Task
Without the pictures, copy all the entries below exactly.

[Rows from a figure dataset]
%%

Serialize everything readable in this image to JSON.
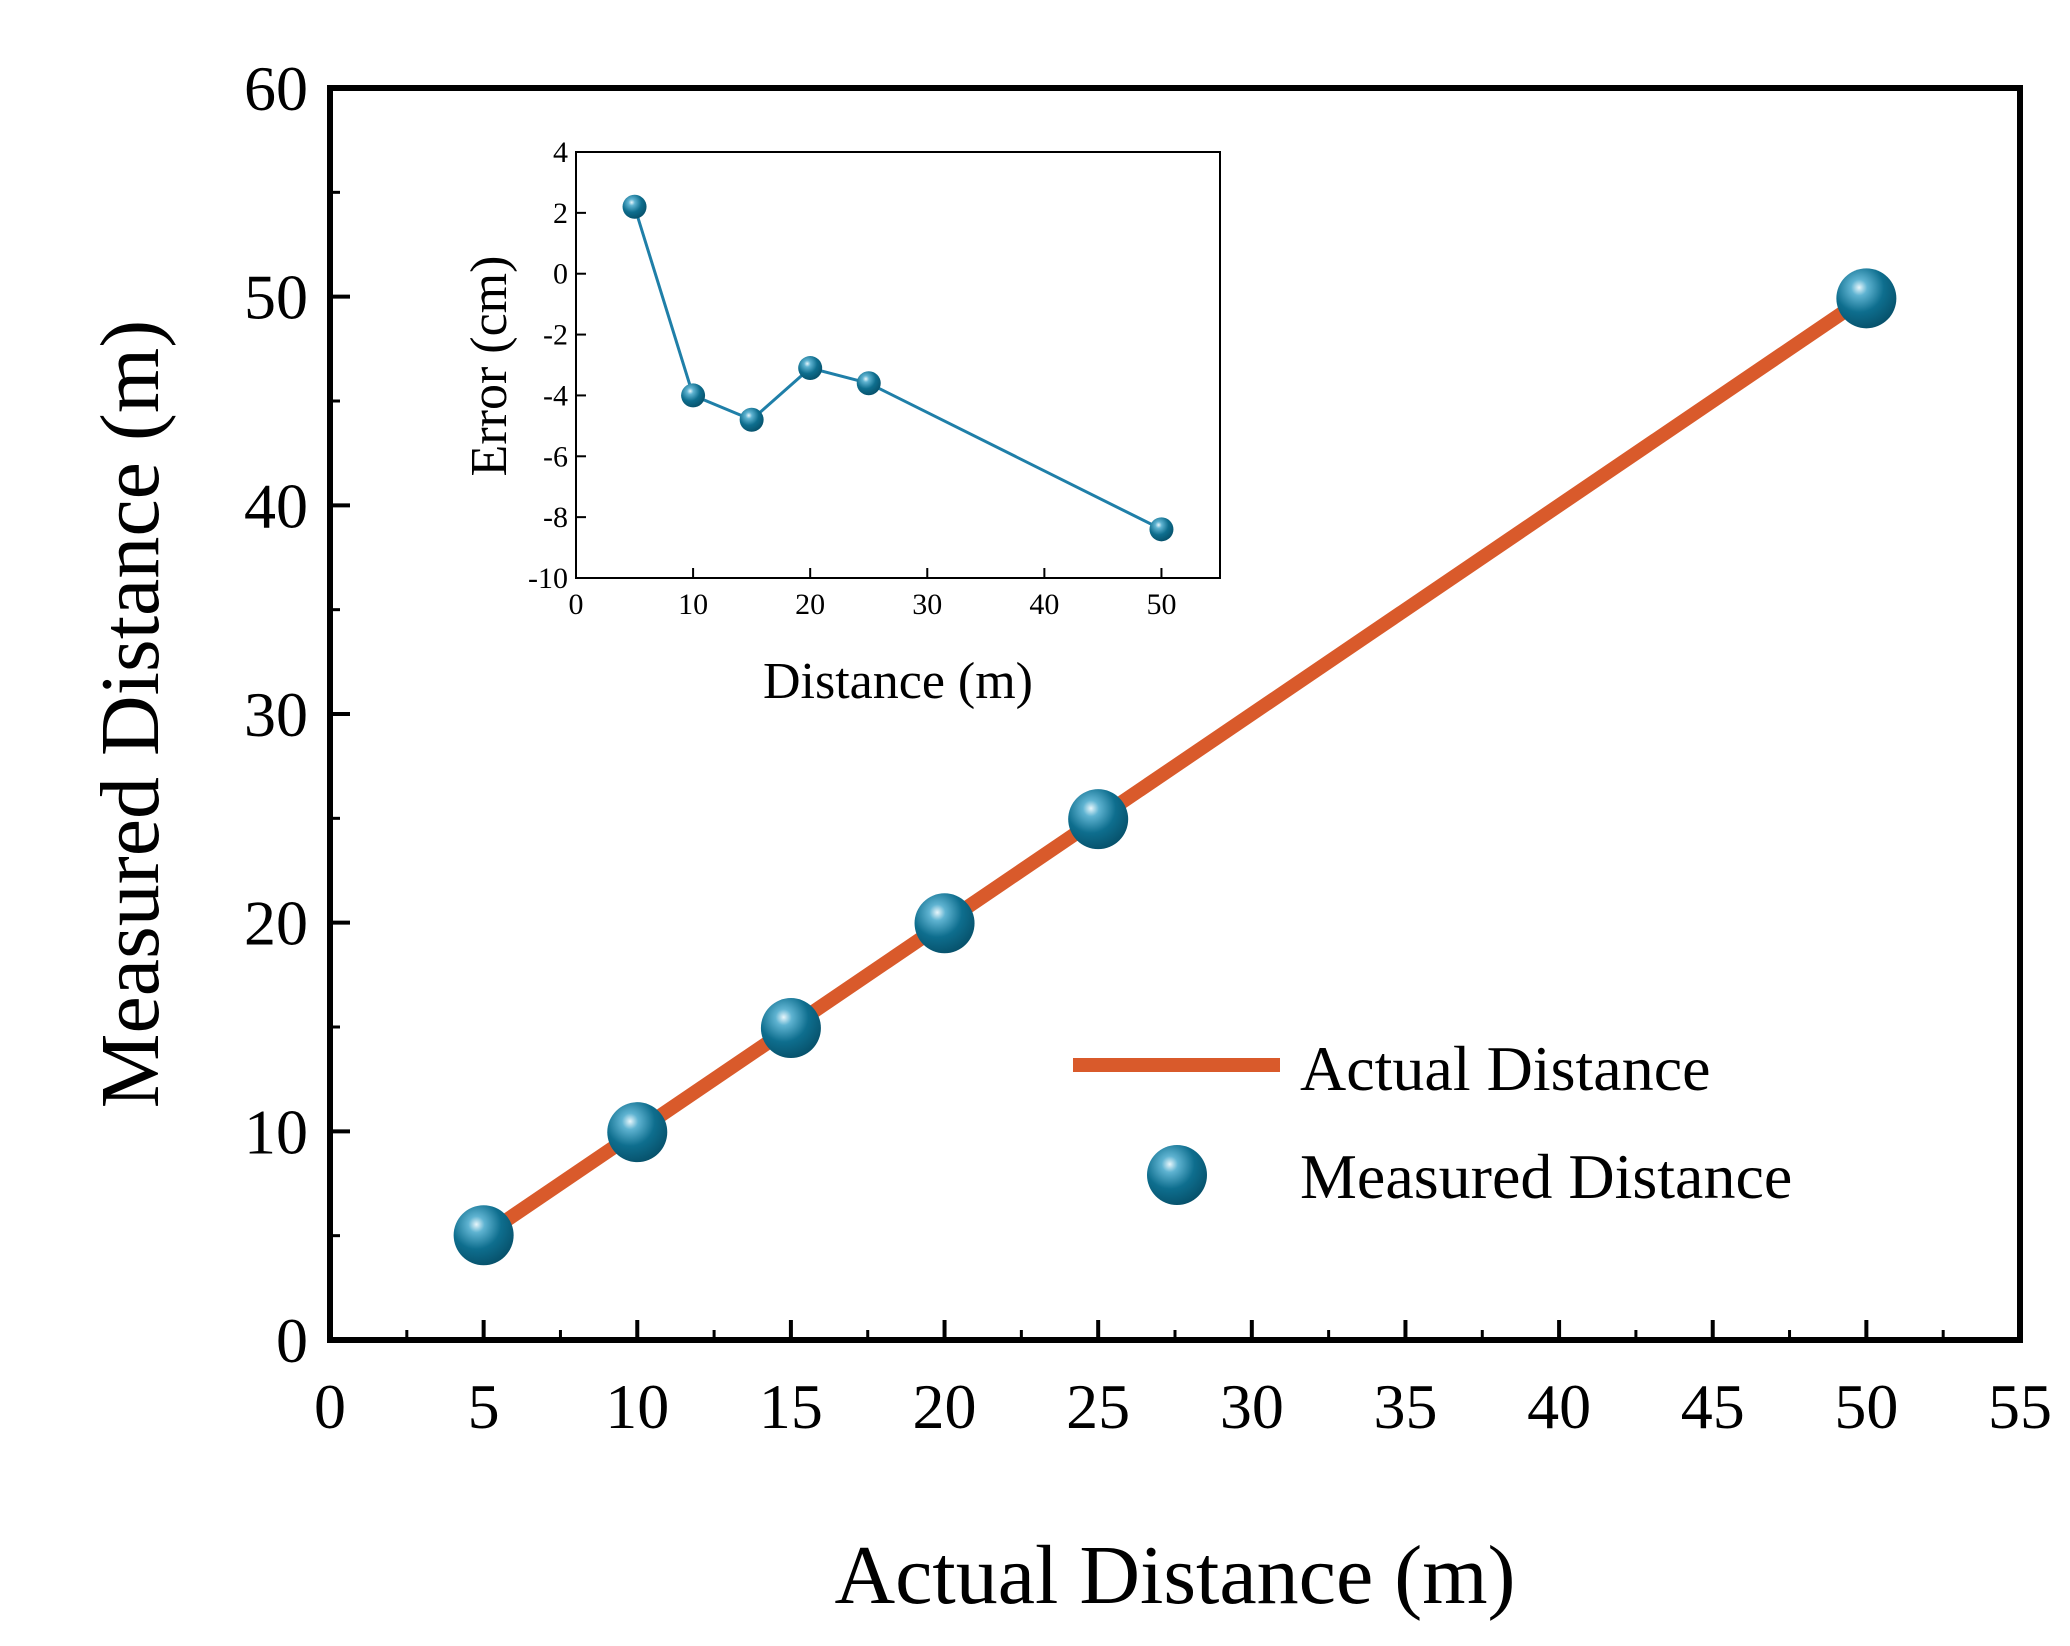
{
  "colors": {
    "actual_line": "#d95a2b",
    "marker": "#0e6e8e",
    "marker_highlight": "#e8f6fb",
    "inset_line": "#1f7fa8",
    "axis": "#000000"
  },
  "chart_data": [
    {
      "id": "main",
      "type": "line",
      "title": "",
      "xlabel": "Actual Distance (m)",
      "ylabel": "Measured Distance (m)",
      "xlim": [
        0,
        55
      ],
      "ylim": [
        0,
        60
      ],
      "xticks": [
        0,
        5,
        10,
        15,
        20,
        25,
        30,
        35,
        40,
        45,
        50,
        55
      ],
      "xtick_labels": [
        "0",
        "5",
        "10",
        "15",
        "20",
        "25",
        "30",
        "35",
        "40",
        "45",
        "50",
        "55"
      ],
      "yticks": [
        0,
        10,
        20,
        30,
        40,
        50,
        60
      ],
      "ytick_labels": [
        "0",
        "10",
        "20",
        "30",
        "40",
        "50",
        "60"
      ],
      "grid": false,
      "legend_position": "bottom-right",
      "series": [
        {
          "name": "Actual Distance",
          "style": "line",
          "x": [
            5,
            50
          ],
          "y": [
            5,
            50
          ]
        },
        {
          "name": "Measured Distance",
          "style": "scatter",
          "x": [
            5,
            10,
            15,
            20,
            25,
            50
          ],
          "y": [
            5.02,
            9.96,
            14.95,
            19.97,
            24.96,
            49.92
          ]
        }
      ]
    },
    {
      "id": "inset",
      "type": "line",
      "title": "",
      "xlabel": "Distance (m)",
      "ylabel": "Error (cm)",
      "xlim": [
        0,
        55
      ],
      "ylim": [
        -10,
        4
      ],
      "xticks": [
        0,
        10,
        20,
        30,
        40,
        50
      ],
      "xtick_labels": [
        "0",
        "10",
        "20",
        "30",
        "40",
        "50"
      ],
      "yticks": [
        -10,
        -8,
        -6,
        -4,
        -2,
        0,
        2,
        4
      ],
      "ytick_labels": [
        "-10",
        "-8",
        "-6",
        "-4",
        "-2",
        "0",
        "2",
        "4"
      ],
      "grid": false,
      "series": [
        {
          "name": "Error",
          "style": "line+markers",
          "x": [
            5,
            10,
            15,
            20,
            25,
            50
          ],
          "y": [
            2.2,
            -4.0,
            -4.8,
            -3.1,
            -3.6,
            -8.4
          ]
        }
      ]
    }
  ]
}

%%

Written answer
Serialize everything readable in this image to JSON.
{
  "colors": {
    "actual_line": "#d95a2b",
    "marker": "#0e6e8e",
    "marker_highlight": "#e8f6fb",
    "inset_line": "#1f7fa8",
    "axis": "#000000"
  },
  "chart_data": [
    {
      "id": "main",
      "type": "line",
      "title": "",
      "xlabel": "Actual Distance (m)",
      "ylabel": "Measured Distance (m)",
      "xlim": [
        0,
        55
      ],
      "ylim": [
        0,
        60
      ],
      "xticks": [
        0,
        5,
        10,
        15,
        20,
        25,
        30,
        35,
        40,
        45,
        50,
        55
      ],
      "xtick_labels": [
        "0",
        "5",
        "10",
        "15",
        "20",
        "25",
        "30",
        "35",
        "40",
        "45",
        "50",
        "55"
      ],
      "yticks": [
        0,
        10,
        20,
        30,
        40,
        50,
        60
      ],
      "ytick_labels": [
        "0",
        "10",
        "20",
        "30",
        "40",
        "50",
        "60"
      ],
      "grid": false,
      "legend_position": "bottom-right",
      "series": [
        {
          "name": "Actual Distance",
          "style": "line",
          "x": [
            5,
            50
          ],
          "y": [
            5,
            50
          ]
        },
        {
          "name": "Measured Distance",
          "style": "scatter",
          "x": [
            5,
            10,
            15,
            20,
            25,
            50
          ],
          "y": [
            5.02,
            9.96,
            14.95,
            19.97,
            24.96,
            49.92
          ]
        }
      ]
    },
    {
      "id": "inset",
      "type": "line",
      "title": "",
      "xlabel": "Distance (m)",
      "ylabel": "Error (cm)",
      "xlim": [
        0,
        55
      ],
      "ylim": [
        -10,
        4
      ],
      "xticks": [
        0,
        10,
        20,
        30,
        40,
        50
      ],
      "xtick_labels": [
        "0",
        "10",
        "20",
        "30",
        "40",
        "50"
      ],
      "yticks": [
        -10,
        -8,
        -6,
        -4,
        -2,
        0,
        2,
        4
      ],
      "ytick_labels": [
        "-10",
        "-8",
        "-6",
        "-4",
        "-2",
        "0",
        "2",
        "4"
      ],
      "grid": false,
      "series": [
        {
          "name": "Error",
          "style": "line+markers",
          "x": [
            5,
            10,
            15,
            20,
            25,
            50
          ],
          "y": [
            2.2,
            -4.0,
            -4.8,
            -3.1,
            -3.6,
            -8.4
          ]
        }
      ]
    }
  ]
}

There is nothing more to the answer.